Supplied entries:
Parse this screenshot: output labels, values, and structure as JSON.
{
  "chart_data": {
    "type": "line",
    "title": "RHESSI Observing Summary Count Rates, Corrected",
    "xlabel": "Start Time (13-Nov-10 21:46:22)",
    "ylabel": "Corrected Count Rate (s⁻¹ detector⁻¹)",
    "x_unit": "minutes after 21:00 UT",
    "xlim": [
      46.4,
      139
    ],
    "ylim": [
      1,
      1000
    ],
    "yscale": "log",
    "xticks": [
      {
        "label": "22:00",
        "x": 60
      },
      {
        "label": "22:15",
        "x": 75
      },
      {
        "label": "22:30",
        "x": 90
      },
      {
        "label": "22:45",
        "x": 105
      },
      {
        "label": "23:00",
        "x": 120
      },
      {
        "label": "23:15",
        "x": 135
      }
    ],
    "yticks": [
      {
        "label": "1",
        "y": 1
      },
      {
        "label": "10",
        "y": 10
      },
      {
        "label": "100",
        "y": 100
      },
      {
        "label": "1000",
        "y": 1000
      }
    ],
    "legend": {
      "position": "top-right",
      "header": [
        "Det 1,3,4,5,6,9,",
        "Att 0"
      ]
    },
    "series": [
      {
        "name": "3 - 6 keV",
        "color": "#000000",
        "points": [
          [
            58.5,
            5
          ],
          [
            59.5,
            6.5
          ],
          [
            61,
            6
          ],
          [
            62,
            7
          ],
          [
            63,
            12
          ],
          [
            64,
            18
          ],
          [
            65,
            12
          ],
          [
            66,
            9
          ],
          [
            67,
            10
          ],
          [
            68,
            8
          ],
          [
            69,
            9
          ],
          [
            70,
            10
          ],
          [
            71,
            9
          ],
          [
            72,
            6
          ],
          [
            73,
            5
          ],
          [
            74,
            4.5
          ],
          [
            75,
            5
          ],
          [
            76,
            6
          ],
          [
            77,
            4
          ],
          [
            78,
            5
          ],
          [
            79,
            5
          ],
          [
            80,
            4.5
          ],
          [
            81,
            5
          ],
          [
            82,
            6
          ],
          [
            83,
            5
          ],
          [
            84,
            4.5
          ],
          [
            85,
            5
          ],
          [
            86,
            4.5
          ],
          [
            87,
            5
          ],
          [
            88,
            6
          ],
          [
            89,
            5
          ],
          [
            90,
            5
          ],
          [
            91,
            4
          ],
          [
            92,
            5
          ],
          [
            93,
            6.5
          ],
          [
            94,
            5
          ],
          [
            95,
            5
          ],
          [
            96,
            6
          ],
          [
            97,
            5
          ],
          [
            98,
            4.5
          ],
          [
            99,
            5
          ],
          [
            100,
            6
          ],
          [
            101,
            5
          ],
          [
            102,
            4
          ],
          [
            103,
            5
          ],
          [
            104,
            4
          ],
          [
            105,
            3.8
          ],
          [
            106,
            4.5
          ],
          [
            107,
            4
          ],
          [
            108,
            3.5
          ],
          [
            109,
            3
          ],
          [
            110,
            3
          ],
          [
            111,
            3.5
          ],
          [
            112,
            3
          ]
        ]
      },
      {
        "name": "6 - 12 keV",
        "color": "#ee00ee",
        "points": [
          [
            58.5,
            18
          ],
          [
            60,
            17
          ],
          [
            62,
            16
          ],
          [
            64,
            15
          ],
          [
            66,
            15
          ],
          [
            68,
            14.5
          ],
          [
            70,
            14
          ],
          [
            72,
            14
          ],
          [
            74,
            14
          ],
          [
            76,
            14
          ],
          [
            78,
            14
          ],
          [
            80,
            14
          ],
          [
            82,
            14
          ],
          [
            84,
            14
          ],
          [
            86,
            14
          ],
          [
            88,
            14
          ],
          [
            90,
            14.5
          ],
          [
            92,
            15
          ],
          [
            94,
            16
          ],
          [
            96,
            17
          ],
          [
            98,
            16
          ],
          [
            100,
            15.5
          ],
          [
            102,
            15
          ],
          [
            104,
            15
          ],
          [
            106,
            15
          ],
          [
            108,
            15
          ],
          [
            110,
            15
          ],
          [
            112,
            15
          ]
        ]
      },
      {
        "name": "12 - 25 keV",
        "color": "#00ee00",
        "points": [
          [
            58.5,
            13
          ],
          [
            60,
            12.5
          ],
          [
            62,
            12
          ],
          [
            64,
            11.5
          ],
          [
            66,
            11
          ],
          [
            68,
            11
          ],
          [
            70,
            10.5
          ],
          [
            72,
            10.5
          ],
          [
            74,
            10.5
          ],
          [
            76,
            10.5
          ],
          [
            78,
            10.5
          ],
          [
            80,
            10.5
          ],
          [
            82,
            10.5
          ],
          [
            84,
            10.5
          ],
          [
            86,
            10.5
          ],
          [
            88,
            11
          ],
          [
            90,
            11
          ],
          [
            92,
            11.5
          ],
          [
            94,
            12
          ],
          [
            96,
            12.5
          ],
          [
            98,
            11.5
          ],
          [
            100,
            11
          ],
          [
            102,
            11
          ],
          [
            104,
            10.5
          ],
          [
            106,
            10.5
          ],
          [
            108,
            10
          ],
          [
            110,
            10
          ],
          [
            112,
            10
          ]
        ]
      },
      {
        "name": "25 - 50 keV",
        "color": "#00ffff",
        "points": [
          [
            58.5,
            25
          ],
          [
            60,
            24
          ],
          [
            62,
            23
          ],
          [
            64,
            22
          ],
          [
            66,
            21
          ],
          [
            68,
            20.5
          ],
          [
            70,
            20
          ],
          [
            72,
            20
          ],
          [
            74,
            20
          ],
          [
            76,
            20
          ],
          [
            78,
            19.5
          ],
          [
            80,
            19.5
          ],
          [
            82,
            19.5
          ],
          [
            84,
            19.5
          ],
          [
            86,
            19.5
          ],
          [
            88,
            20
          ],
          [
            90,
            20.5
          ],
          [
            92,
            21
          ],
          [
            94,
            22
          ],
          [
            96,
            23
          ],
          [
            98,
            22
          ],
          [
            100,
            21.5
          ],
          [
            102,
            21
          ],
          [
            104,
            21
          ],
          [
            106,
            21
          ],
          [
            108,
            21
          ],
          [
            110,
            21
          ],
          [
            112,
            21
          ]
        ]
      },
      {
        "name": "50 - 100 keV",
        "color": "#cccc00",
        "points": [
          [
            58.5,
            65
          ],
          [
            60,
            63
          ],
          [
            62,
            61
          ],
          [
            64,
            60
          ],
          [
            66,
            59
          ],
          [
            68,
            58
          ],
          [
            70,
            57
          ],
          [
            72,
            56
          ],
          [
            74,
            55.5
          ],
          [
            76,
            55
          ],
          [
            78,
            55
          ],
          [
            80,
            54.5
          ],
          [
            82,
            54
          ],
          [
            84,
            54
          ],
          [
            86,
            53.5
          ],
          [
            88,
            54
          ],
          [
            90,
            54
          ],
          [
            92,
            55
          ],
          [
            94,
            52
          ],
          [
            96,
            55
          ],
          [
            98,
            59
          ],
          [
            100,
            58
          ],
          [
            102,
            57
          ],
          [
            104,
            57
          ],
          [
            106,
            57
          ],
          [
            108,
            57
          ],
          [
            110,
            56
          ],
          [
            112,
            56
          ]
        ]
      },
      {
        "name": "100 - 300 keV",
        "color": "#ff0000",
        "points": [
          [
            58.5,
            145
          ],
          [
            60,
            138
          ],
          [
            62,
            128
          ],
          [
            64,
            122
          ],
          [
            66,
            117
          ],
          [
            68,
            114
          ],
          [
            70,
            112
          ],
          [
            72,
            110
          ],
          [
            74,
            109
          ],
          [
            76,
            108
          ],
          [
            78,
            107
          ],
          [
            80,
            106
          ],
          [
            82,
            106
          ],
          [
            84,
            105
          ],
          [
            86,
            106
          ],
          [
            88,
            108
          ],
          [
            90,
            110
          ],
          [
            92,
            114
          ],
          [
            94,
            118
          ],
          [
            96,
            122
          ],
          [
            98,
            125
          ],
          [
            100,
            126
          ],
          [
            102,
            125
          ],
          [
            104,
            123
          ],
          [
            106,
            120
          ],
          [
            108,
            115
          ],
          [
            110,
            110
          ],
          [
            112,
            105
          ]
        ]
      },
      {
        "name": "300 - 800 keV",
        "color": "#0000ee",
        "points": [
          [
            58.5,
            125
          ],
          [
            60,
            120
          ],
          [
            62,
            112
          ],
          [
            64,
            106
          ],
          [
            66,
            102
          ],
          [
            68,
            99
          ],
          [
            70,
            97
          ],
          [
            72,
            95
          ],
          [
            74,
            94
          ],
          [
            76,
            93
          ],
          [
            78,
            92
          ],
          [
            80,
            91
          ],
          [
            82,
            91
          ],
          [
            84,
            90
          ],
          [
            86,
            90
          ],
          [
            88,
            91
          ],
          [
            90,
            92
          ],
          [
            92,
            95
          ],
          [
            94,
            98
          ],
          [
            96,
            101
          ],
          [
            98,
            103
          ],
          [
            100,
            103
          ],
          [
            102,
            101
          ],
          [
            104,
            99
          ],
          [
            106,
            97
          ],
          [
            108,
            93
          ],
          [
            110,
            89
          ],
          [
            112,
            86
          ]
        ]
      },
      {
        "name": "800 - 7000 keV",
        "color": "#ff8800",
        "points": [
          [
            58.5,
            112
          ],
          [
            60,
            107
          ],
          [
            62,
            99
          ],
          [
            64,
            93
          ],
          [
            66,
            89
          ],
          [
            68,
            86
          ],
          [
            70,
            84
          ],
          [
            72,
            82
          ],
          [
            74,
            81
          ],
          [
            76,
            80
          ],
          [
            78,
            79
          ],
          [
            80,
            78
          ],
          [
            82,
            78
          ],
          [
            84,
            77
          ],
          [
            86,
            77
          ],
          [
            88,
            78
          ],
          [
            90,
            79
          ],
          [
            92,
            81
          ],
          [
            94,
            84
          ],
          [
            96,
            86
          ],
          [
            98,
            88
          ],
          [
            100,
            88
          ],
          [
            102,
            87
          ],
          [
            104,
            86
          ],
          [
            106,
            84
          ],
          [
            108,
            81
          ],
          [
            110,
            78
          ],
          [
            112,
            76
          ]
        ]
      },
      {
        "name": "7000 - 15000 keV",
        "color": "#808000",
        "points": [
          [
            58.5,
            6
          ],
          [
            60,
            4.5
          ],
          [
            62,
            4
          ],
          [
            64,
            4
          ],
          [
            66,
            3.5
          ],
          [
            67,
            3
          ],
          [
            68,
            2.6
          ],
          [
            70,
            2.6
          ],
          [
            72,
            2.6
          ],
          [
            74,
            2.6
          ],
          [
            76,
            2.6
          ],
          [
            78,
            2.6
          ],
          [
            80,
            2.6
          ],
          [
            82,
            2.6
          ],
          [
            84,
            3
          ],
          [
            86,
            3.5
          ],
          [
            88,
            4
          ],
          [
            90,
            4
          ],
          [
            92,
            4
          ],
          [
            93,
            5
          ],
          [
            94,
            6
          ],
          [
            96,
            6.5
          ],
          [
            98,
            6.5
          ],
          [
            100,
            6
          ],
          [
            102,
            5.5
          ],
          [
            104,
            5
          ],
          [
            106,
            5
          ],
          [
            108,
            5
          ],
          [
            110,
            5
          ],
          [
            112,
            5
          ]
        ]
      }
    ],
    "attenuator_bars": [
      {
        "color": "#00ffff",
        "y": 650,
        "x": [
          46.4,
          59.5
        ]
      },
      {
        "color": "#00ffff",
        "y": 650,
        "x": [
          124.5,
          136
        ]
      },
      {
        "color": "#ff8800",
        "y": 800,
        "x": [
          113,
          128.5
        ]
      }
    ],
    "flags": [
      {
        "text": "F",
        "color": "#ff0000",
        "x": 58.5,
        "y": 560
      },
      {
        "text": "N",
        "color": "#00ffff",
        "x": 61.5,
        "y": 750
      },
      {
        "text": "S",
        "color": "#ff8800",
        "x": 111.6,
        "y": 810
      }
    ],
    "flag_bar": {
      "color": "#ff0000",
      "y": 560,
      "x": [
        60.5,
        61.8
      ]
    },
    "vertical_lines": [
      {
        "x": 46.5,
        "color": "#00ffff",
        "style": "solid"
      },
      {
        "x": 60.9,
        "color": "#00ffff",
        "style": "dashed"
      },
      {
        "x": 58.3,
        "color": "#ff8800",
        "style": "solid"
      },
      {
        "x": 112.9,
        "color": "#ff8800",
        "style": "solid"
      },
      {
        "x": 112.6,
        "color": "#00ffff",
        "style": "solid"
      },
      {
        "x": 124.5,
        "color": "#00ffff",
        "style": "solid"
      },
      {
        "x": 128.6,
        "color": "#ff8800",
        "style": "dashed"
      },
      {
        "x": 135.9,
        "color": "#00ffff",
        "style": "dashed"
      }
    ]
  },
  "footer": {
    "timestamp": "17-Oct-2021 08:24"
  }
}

--

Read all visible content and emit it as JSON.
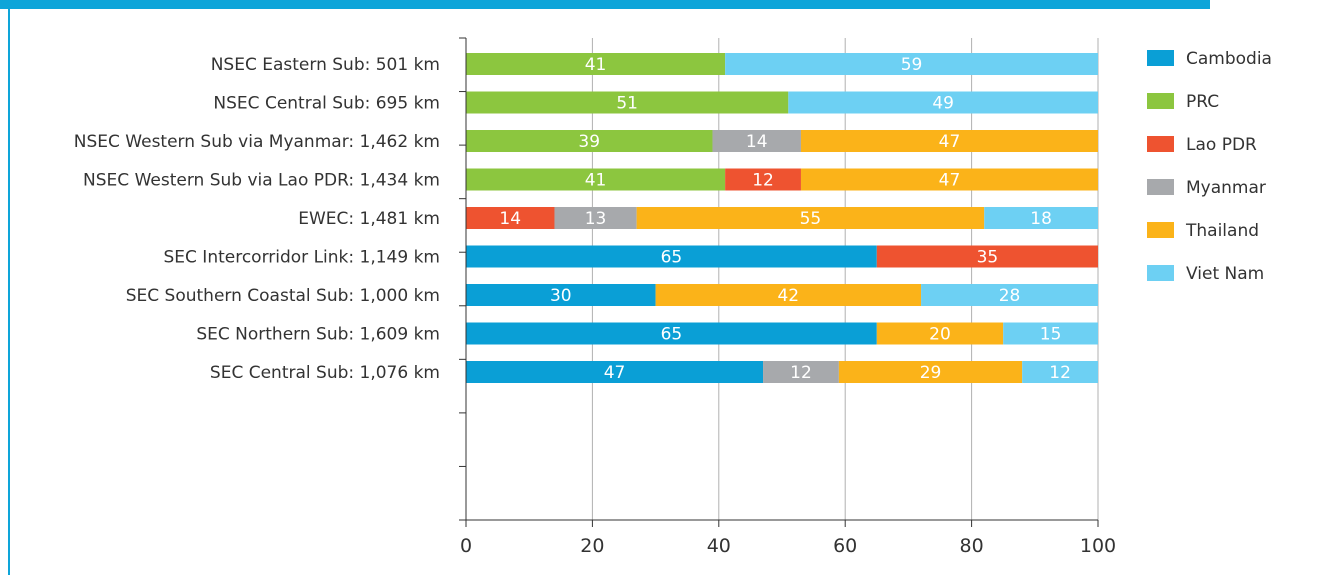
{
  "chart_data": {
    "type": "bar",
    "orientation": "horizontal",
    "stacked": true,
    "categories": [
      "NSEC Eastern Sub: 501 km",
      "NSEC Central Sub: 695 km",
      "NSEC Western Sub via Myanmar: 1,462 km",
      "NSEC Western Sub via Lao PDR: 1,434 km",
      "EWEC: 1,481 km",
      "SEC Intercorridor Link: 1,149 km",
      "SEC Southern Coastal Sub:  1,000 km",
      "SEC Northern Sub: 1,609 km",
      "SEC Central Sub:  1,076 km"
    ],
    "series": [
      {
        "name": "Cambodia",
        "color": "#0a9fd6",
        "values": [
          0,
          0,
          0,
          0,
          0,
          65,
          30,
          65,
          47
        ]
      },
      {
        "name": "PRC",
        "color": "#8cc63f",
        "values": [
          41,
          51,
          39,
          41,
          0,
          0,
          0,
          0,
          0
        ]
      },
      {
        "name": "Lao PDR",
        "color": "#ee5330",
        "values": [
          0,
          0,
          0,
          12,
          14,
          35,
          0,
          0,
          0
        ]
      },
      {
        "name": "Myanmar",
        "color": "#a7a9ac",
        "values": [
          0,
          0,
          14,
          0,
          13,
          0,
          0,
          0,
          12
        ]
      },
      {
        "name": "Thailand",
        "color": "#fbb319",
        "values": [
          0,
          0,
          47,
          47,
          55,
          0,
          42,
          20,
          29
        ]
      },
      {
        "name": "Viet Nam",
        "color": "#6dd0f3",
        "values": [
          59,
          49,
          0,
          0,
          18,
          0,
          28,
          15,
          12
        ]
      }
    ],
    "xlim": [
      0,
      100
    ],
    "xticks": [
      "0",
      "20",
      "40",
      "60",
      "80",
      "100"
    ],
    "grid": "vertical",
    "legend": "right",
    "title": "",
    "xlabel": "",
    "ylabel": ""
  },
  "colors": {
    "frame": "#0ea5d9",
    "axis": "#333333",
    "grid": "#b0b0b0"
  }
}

...

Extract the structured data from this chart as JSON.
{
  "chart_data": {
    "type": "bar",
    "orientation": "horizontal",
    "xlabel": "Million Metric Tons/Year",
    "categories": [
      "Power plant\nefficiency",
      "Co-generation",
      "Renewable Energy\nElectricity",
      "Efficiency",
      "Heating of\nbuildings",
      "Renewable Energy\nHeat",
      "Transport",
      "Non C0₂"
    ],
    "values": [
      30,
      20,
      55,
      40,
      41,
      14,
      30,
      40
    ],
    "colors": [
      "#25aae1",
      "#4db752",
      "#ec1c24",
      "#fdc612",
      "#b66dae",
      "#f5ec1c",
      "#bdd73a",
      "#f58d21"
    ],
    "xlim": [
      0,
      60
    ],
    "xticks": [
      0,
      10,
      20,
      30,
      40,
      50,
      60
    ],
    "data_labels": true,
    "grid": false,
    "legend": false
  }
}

Directions for this task: Select every line in the records above that contains the word "xlabel".

Full response:
    "xlabel": "Start Time (13-Nov-10 21:46:22)",
    "xlabel": "",
    "xlabel": "Million Metric Tons/Year",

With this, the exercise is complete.